What is expected — Write out each line of the listing as it stands, without the images.

(Dataset records on visual material)
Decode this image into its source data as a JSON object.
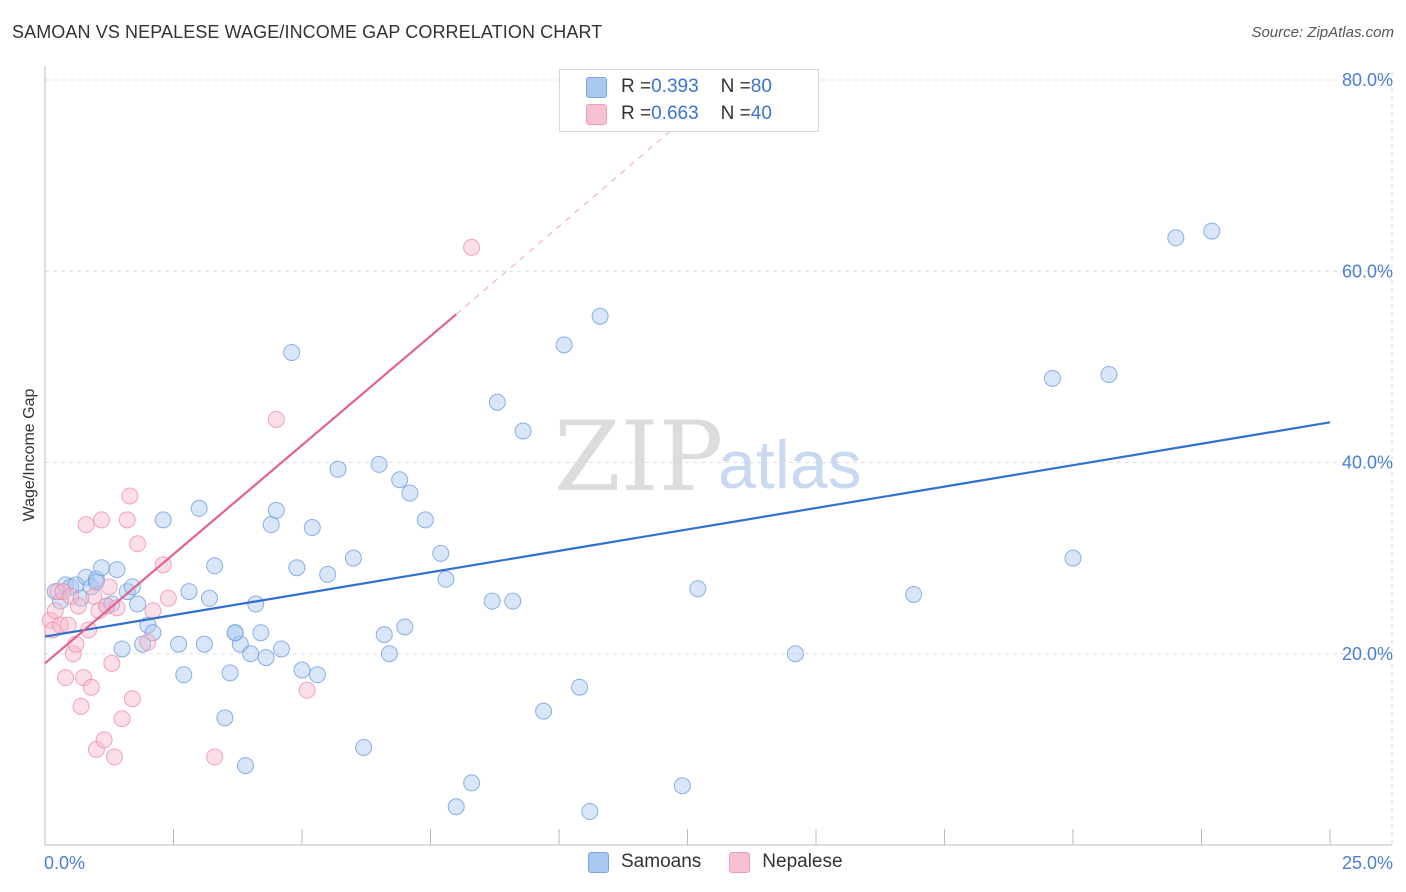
{
  "header": {
    "title": "SAMOAN VS NEPALESE WAGE/INCOME GAP CORRELATION CHART",
    "source": "Source: ZipAtlas.com"
  },
  "legend": {
    "rows": [
      {
        "r_label": "R = ",
        "r_value": "0.393",
        "n_label": "N = ",
        "n_value": "80",
        "color": "#a8c8f0"
      },
      {
        "r_label": "R = ",
        "r_value": "0.663",
        "n_label": "N = ",
        "n_value": "40",
        "color": "#f6b8cc"
      }
    ]
  },
  "bottom_legend": {
    "items": [
      {
        "label": "Samoans",
        "color": "#a8c8f0"
      },
      {
        "label": "Nepalese",
        "color": "#f6b8cc"
      }
    ]
  },
  "watermark": {
    "zip": "ZIP",
    "atlas": "atlas"
  },
  "chart_data": {
    "type": "scatter",
    "title": "SAMOAN VS NEPALESE WAGE/INCOME GAP CORRELATION CHART",
    "xlabel": "",
    "ylabel": "Wage/Income Gap",
    "xlim": [
      0,
      25
    ],
    "ylim": [
      0,
      80
    ],
    "x_tick_labels": [
      "0.0%",
      "25.0%"
    ],
    "y_ticks": [
      20,
      40,
      60,
      80
    ],
    "y_tick_labels": [
      "20.0%",
      "40.0%",
      "60.0%",
      "80.0%"
    ],
    "grid": true,
    "series": [
      {
        "name": "Samoans",
        "color": "#6f9fe0",
        "fill": "#a8c8f0",
        "line_color": "#2f6fd0",
        "trend": {
          "x": [
            0,
            25
          ],
          "y": [
            21.8,
            44.2
          ]
        },
        "points": [
          [
            0.2,
            26.5
          ],
          [
            0.3,
            25.5
          ],
          [
            0.4,
            27.2
          ],
          [
            0.5,
            27.0
          ],
          [
            0.6,
            27.2
          ],
          [
            0.7,
            25.8
          ],
          [
            0.8,
            28.0
          ],
          [
            0.9,
            27.0
          ],
          [
            1.0,
            27.8
          ],
          [
            1.1,
            29.0
          ],
          [
            1.2,
            25.0
          ],
          [
            1.3,
            25.2
          ],
          [
            1.4,
            28.8
          ],
          [
            1.5,
            20.5
          ],
          [
            1.6,
            26.5
          ],
          [
            1.7,
            27.0
          ],
          [
            1.8,
            25.2
          ],
          [
            1.9,
            21.0
          ],
          [
            2.0,
            23.0
          ],
          [
            2.1,
            22.2
          ],
          [
            2.3,
            34.0
          ],
          [
            2.6,
            21.0
          ],
          [
            2.7,
            17.8
          ],
          [
            2.8,
            26.5
          ],
          [
            3.0,
            35.2
          ],
          [
            3.1,
            21.0
          ],
          [
            3.2,
            25.8
          ],
          [
            3.3,
            29.2
          ],
          [
            3.5,
            13.3
          ],
          [
            3.6,
            18.0
          ],
          [
            3.7,
            22.2
          ],
          [
            3.8,
            21.0
          ],
          [
            3.9,
            8.3
          ],
          [
            4.0,
            20.0
          ],
          [
            4.1,
            25.2
          ],
          [
            4.2,
            22.2
          ],
          [
            4.3,
            19.6
          ],
          [
            4.4,
            33.5
          ],
          [
            4.5,
            35.0
          ],
          [
            4.6,
            20.5
          ],
          [
            4.8,
            51.5
          ],
          [
            4.9,
            29.0
          ],
          [
            5.0,
            18.3
          ],
          [
            5.2,
            33.2
          ],
          [
            5.3,
            17.8
          ],
          [
            5.5,
            28.3
          ],
          [
            5.7,
            39.3
          ],
          [
            6.0,
            30.0
          ],
          [
            6.2,
            10.2
          ],
          [
            6.5,
            39.8
          ],
          [
            6.6,
            22.0
          ],
          [
            6.7,
            20.0
          ],
          [
            6.9,
            38.2
          ],
          [
            7.0,
            22.8
          ],
          [
            7.1,
            36.8
          ],
          [
            7.4,
            34.0
          ],
          [
            7.7,
            30.5
          ],
          [
            7.8,
            27.8
          ],
          [
            8.0,
            4.0
          ],
          [
            8.3,
            6.5
          ],
          [
            8.7,
            25.5
          ],
          [
            8.8,
            46.3
          ],
          [
            9.1,
            25.5
          ],
          [
            9.3,
            43.3
          ],
          [
            9.7,
            14.0
          ],
          [
            10.1,
            52.3
          ],
          [
            10.4,
            16.5
          ],
          [
            10.6,
            3.5
          ],
          [
            10.8,
            55.3
          ],
          [
            12.4,
            6.2
          ],
          [
            12.7,
            26.8
          ],
          [
            14.6,
            20.0
          ],
          [
            16.9,
            26.2
          ],
          [
            19.6,
            48.8
          ],
          [
            20.0,
            30.0
          ],
          [
            20.7,
            49.2
          ],
          [
            22.0,
            63.5
          ],
          [
            22.7,
            64.2
          ],
          [
            1.0,
            27.5
          ],
          [
            3.7,
            22.2
          ]
        ]
      },
      {
        "name": "Nepalese",
        "color": "#ee8fae",
        "fill": "#f6b8cc",
        "line_color": "#e2628f",
        "trend": {
          "x": [
            0,
            8
          ],
          "y": [
            19.0,
            55.5
          ]
        },
        "trend_dashed": {
          "x": [
            8,
            13
          ],
          "y": [
            55.5,
            78.5
          ]
        },
        "points": [
          [
            0.1,
            23.5
          ],
          [
            0.15,
            22.5
          ],
          [
            0.2,
            24.5
          ],
          [
            0.25,
            26.5
          ],
          [
            0.3,
            23.0
          ],
          [
            0.35,
            26.5
          ],
          [
            0.4,
            17.5
          ],
          [
            0.5,
            26.0
          ],
          [
            0.55,
            20.0
          ],
          [
            0.6,
            21.0
          ],
          [
            0.7,
            14.5
          ],
          [
            0.75,
            17.5
          ],
          [
            0.8,
            33.5
          ],
          [
            0.85,
            22.5
          ],
          [
            0.9,
            16.5
          ],
          [
            0.95,
            26.0
          ],
          [
            1.0,
            10.0
          ],
          [
            1.05,
            24.5
          ],
          [
            1.1,
            34.0
          ],
          [
            1.15,
            11.0
          ],
          [
            1.2,
            25.0
          ],
          [
            1.3,
            19.0
          ],
          [
            1.35,
            9.2
          ],
          [
            1.4,
            24.8
          ],
          [
            1.5,
            13.2
          ],
          [
            1.6,
            34.0
          ],
          [
            1.65,
            36.5
          ],
          [
            1.7,
            15.3
          ],
          [
            1.8,
            31.5
          ],
          [
            2.0,
            21.2
          ],
          [
            2.1,
            24.5
          ],
          [
            2.3,
            29.3
          ],
          [
            2.4,
            25.8
          ],
          [
            3.3,
            9.2
          ],
          [
            4.5,
            44.5
          ],
          [
            5.1,
            16.2
          ],
          [
            8.3,
            62.5
          ],
          [
            0.45,
            23.0
          ],
          [
            1.25,
            27.0
          ],
          [
            0.65,
            25.0
          ]
        ]
      }
    ]
  }
}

Full answer —
Decode this image into its source data as a JSON object.
{
  "header": {
    "title": "SAMOAN VS NEPALESE WAGE/INCOME GAP CORRELATION CHART",
    "source": "Source: ZipAtlas.com"
  },
  "legend": {
    "rows": [
      {
        "r_label": "R = ",
        "r_value": "0.393",
        "n_label": "N = ",
        "n_value": "80",
        "color": "#a8c8f0"
      },
      {
        "r_label": "R = ",
        "r_value": "0.663",
        "n_label": "N = ",
        "n_value": "40",
        "color": "#f6b8cc"
      }
    ]
  },
  "bottom_legend": {
    "items": [
      {
        "label": "Samoans",
        "color": "#a8c8f0"
      },
      {
        "label": "Nepalese",
        "color": "#f6b8cc"
      }
    ]
  },
  "watermark": {
    "zip": "ZIP",
    "atlas": "atlas"
  },
  "chart_data": {
    "type": "scatter",
    "title": "SAMOAN VS NEPALESE WAGE/INCOME GAP CORRELATION CHART",
    "xlabel": "",
    "ylabel": "Wage/Income Gap",
    "xlim": [
      0,
      25
    ],
    "ylim": [
      0,
      80
    ],
    "x_tick_labels": [
      "0.0%",
      "25.0%"
    ],
    "y_ticks": [
      20,
      40,
      60,
      80
    ],
    "y_tick_labels": [
      "20.0%",
      "40.0%",
      "60.0%",
      "80.0%"
    ],
    "grid": true,
    "series": [
      {
        "name": "Samoans",
        "color": "#6f9fe0",
        "fill": "#a8c8f0",
        "line_color": "#2f6fd0",
        "trend": {
          "x": [
            0,
            25
          ],
          "y": [
            21.8,
            44.2
          ]
        },
        "points": [
          [
            0.2,
            26.5
          ],
          [
            0.3,
            25.5
          ],
          [
            0.4,
            27.2
          ],
          [
            0.5,
            27.0
          ],
          [
            0.6,
            27.2
          ],
          [
            0.7,
            25.8
          ],
          [
            0.8,
            28.0
          ],
          [
            0.9,
            27.0
          ],
          [
            1.0,
            27.8
          ],
          [
            1.1,
            29.0
          ],
          [
            1.2,
            25.0
          ],
          [
            1.3,
            25.2
          ],
          [
            1.4,
            28.8
          ],
          [
            1.5,
            20.5
          ],
          [
            1.6,
            26.5
          ],
          [
            1.7,
            27.0
          ],
          [
            1.8,
            25.2
          ],
          [
            1.9,
            21.0
          ],
          [
            2.0,
            23.0
          ],
          [
            2.1,
            22.2
          ],
          [
            2.3,
            34.0
          ],
          [
            2.6,
            21.0
          ],
          [
            2.7,
            17.8
          ],
          [
            2.8,
            26.5
          ],
          [
            3.0,
            35.2
          ],
          [
            3.1,
            21.0
          ],
          [
            3.2,
            25.8
          ],
          [
            3.3,
            29.2
          ],
          [
            3.5,
            13.3
          ],
          [
            3.6,
            18.0
          ],
          [
            3.7,
            22.2
          ],
          [
            3.8,
            21.0
          ],
          [
            3.9,
            8.3
          ],
          [
            4.0,
            20.0
          ],
          [
            4.1,
            25.2
          ],
          [
            4.2,
            22.2
          ],
          [
            4.3,
            19.6
          ],
          [
            4.4,
            33.5
          ],
          [
            4.5,
            35.0
          ],
          [
            4.6,
            20.5
          ],
          [
            4.8,
            51.5
          ],
          [
            4.9,
            29.0
          ],
          [
            5.0,
            18.3
          ],
          [
            5.2,
            33.2
          ],
          [
            5.3,
            17.8
          ],
          [
            5.5,
            28.3
          ],
          [
            5.7,
            39.3
          ],
          [
            6.0,
            30.0
          ],
          [
            6.2,
            10.2
          ],
          [
            6.5,
            39.8
          ],
          [
            6.6,
            22.0
          ],
          [
            6.7,
            20.0
          ],
          [
            6.9,
            38.2
          ],
          [
            7.0,
            22.8
          ],
          [
            7.1,
            36.8
          ],
          [
            7.4,
            34.0
          ],
          [
            7.7,
            30.5
          ],
          [
            7.8,
            27.8
          ],
          [
            8.0,
            4.0
          ],
          [
            8.3,
            6.5
          ],
          [
            8.7,
            25.5
          ],
          [
            8.8,
            46.3
          ],
          [
            9.1,
            25.5
          ],
          [
            9.3,
            43.3
          ],
          [
            9.7,
            14.0
          ],
          [
            10.1,
            52.3
          ],
          [
            10.4,
            16.5
          ],
          [
            10.6,
            3.5
          ],
          [
            10.8,
            55.3
          ],
          [
            12.4,
            6.2
          ],
          [
            12.7,
            26.8
          ],
          [
            14.6,
            20.0
          ],
          [
            16.9,
            26.2
          ],
          [
            19.6,
            48.8
          ],
          [
            20.0,
            30.0
          ],
          [
            20.7,
            49.2
          ],
          [
            22.0,
            63.5
          ],
          [
            22.7,
            64.2
          ],
          [
            1.0,
            27.5
          ],
          [
            3.7,
            22.2
          ]
        ]
      },
      {
        "name": "Nepalese",
        "color": "#ee8fae",
        "fill": "#f6b8cc",
        "line_color": "#e2628f",
        "trend": {
          "x": [
            0,
            8
          ],
          "y": [
            19.0,
            55.5
          ]
        },
        "trend_dashed": {
          "x": [
            8,
            13
          ],
          "y": [
            55.5,
            78.5
          ]
        },
        "points": [
          [
            0.1,
            23.5
          ],
          [
            0.15,
            22.5
          ],
          [
            0.2,
            24.5
          ],
          [
            0.25,
            26.5
          ],
          [
            0.3,
            23.0
          ],
          [
            0.35,
            26.5
          ],
          [
            0.4,
            17.5
          ],
          [
            0.5,
            26.0
          ],
          [
            0.55,
            20.0
          ],
          [
            0.6,
            21.0
          ],
          [
            0.7,
            14.5
          ],
          [
            0.75,
            17.5
          ],
          [
            0.8,
            33.5
          ],
          [
            0.85,
            22.5
          ],
          [
            0.9,
            16.5
          ],
          [
            0.95,
            26.0
          ],
          [
            1.0,
            10.0
          ],
          [
            1.05,
            24.5
          ],
          [
            1.1,
            34.0
          ],
          [
            1.15,
            11.0
          ],
          [
            1.2,
            25.0
          ],
          [
            1.3,
            19.0
          ],
          [
            1.35,
            9.2
          ],
          [
            1.4,
            24.8
          ],
          [
            1.5,
            13.2
          ],
          [
            1.6,
            34.0
          ],
          [
            1.65,
            36.5
          ],
          [
            1.7,
            15.3
          ],
          [
            1.8,
            31.5
          ],
          [
            2.0,
            21.2
          ],
          [
            2.1,
            24.5
          ],
          [
            2.3,
            29.3
          ],
          [
            2.4,
            25.8
          ],
          [
            3.3,
            9.2
          ],
          [
            4.5,
            44.5
          ],
          [
            5.1,
            16.2
          ],
          [
            8.3,
            62.5
          ],
          [
            0.45,
            23.0
          ],
          [
            1.25,
            27.0
          ],
          [
            0.65,
            25.0
          ]
        ]
      }
    ]
  }
}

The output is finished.